Go through the data below and copy it exactly, skipping every picture.
##### DATA SUPPLIED #####
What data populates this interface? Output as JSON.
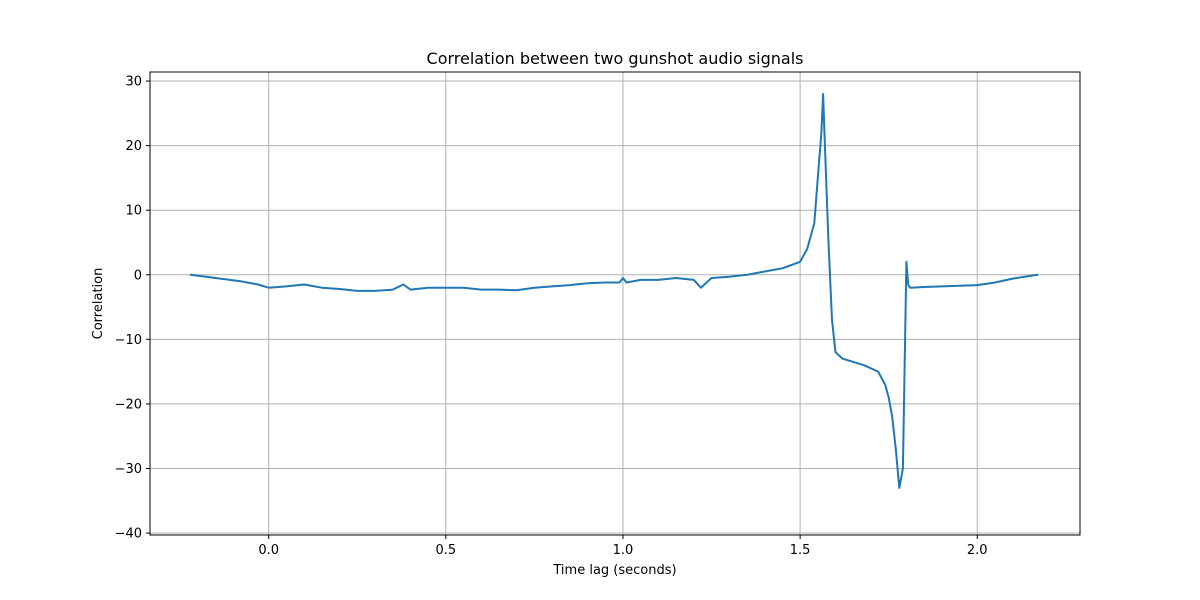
{
  "chart_data": {
    "type": "line",
    "title": "Correlation between two gunshot audio signals",
    "xlabel": "Time lag (seconds)",
    "ylabel": "Correlation",
    "xlim": [
      -0.335,
      2.29
    ],
    "ylim": [
      -40.3,
      31.4
    ],
    "xticks": [
      0.0,
      0.5,
      1.0,
      1.5,
      2.0
    ],
    "xtick_labels": [
      "0.0",
      "0.5",
      "1.0",
      "1.5",
      "2.0"
    ],
    "yticks": [
      30,
      20,
      10,
      0,
      -10,
      -20,
      -30,
      -40
    ],
    "ytick_labels": [
      "30",
      "20",
      "10",
      "0",
      "−10",
      "−20",
      "−30",
      "−40"
    ],
    "grid": true,
    "series": [
      {
        "color": "#1f77b4",
        "x": [
          -0.22,
          -0.15,
          -0.08,
          -0.03,
          0.0,
          0.05,
          0.1,
          0.15,
          0.2,
          0.25,
          0.3,
          0.35,
          0.38,
          0.4,
          0.45,
          0.5,
          0.55,
          0.6,
          0.65,
          0.7,
          0.75,
          0.8,
          0.85,
          0.9,
          0.95,
          0.99,
          1.0,
          1.01,
          1.05,
          1.1,
          1.15,
          1.2,
          1.22,
          1.25,
          1.3,
          1.35,
          1.4,
          1.45,
          1.5,
          1.52,
          1.54,
          1.55,
          1.56,
          1.565,
          1.57,
          1.58,
          1.59,
          1.6,
          1.62,
          1.65,
          1.68,
          1.7,
          1.72,
          1.74,
          1.75,
          1.76,
          1.77,
          1.78,
          1.79,
          1.8,
          1.805,
          1.81,
          1.85,
          1.9,
          1.95,
          2.0,
          2.05,
          2.1,
          2.17
        ],
        "y": [
          0.0,
          -0.5,
          -1.0,
          -1.5,
          -2.0,
          -1.8,
          -1.5,
          -2.0,
          -2.2,
          -2.5,
          -2.5,
          -2.3,
          -1.5,
          -2.3,
          -2.0,
          -2.0,
          -2.0,
          -2.3,
          -2.3,
          -2.4,
          -2.0,
          -1.8,
          -1.6,
          -1.3,
          -1.2,
          -1.2,
          -0.5,
          -1.2,
          -0.8,
          -0.8,
          -0.5,
          -0.8,
          -2.0,
          -0.5,
          -0.3,
          0.0,
          0.5,
          1.0,
          2.0,
          4.0,
          8.0,
          15.0,
          22.0,
          28.0,
          20.0,
          5.0,
          -7.0,
          -12.0,
          -13.0,
          -13.5,
          -14.0,
          -14.5,
          -15.0,
          -17.0,
          -19.0,
          -22.0,
          -27.0,
          -33.0,
          -30.0,
          2.0,
          -1.5,
          -2.0,
          -1.9,
          -1.8,
          -1.7,
          -1.6,
          -1.2,
          -0.6,
          0.0
        ]
      }
    ]
  }
}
#####
FINAL RESULT ::
What data populates this interface? Output as JSON.
{
  "chart_data": {
    "type": "line",
    "title": "Correlation between two gunshot audio signals",
    "xlabel": "Time lag (seconds)",
    "ylabel": "Correlation",
    "xlim": [
      -0.335,
      2.29
    ],
    "ylim": [
      -40.3,
      31.4
    ],
    "xticks": [
      0.0,
      0.5,
      1.0,
      1.5,
      2.0
    ],
    "xtick_labels": [
      "0.0",
      "0.5",
      "1.0",
      "1.5",
      "2.0"
    ],
    "yticks": [
      30,
      20,
      10,
      0,
      -10,
      -20,
      -30,
      -40
    ],
    "ytick_labels": [
      "30",
      "20",
      "10",
      "0",
      "−10",
      "−20",
      "−30",
      "−40"
    ],
    "grid": true,
    "series": [
      {
        "color": "#1f77b4",
        "x": [
          -0.22,
          -0.15,
          -0.08,
          -0.03,
          0.0,
          0.05,
          0.1,
          0.15,
          0.2,
          0.25,
          0.3,
          0.35,
          0.38,
          0.4,
          0.45,
          0.5,
          0.55,
          0.6,
          0.65,
          0.7,
          0.75,
          0.8,
          0.85,
          0.9,
          0.95,
          0.99,
          1.0,
          1.01,
          1.05,
          1.1,
          1.15,
          1.2,
          1.22,
          1.25,
          1.3,
          1.35,
          1.4,
          1.45,
          1.5,
          1.52,
          1.54,
          1.55,
          1.56,
          1.565,
          1.57,
          1.58,
          1.59,
          1.6,
          1.62,
          1.65,
          1.68,
          1.7,
          1.72,
          1.74,
          1.75,
          1.76,
          1.77,
          1.78,
          1.79,
          1.8,
          1.805,
          1.81,
          1.85,
          1.9,
          1.95,
          2.0,
          2.05,
          2.1,
          2.17
        ],
        "y": [
          0.0,
          -0.5,
          -1.0,
          -1.5,
          -2.0,
          -1.8,
          -1.5,
          -2.0,
          -2.2,
          -2.5,
          -2.5,
          -2.3,
          -1.5,
          -2.3,
          -2.0,
          -2.0,
          -2.0,
          -2.3,
          -2.3,
          -2.4,
          -2.0,
          -1.8,
          -1.6,
          -1.3,
          -1.2,
          -1.2,
          -0.5,
          -1.2,
          -0.8,
          -0.8,
          -0.5,
          -0.8,
          -2.0,
          -0.5,
          -0.3,
          0.0,
          0.5,
          1.0,
          2.0,
          4.0,
          8.0,
          15.0,
          22.0,
          28.0,
          20.0,
          5.0,
          -7.0,
          -12.0,
          -13.0,
          -13.5,
          -14.0,
          -14.5,
          -15.0,
          -17.0,
          -19.0,
          -22.0,
          -27.0,
          -33.0,
          -30.0,
          2.0,
          -1.5,
          -2.0,
          -1.9,
          -1.8,
          -1.7,
          -1.6,
          -1.2,
          -0.6,
          0.0
        ]
      }
    ]
  }
}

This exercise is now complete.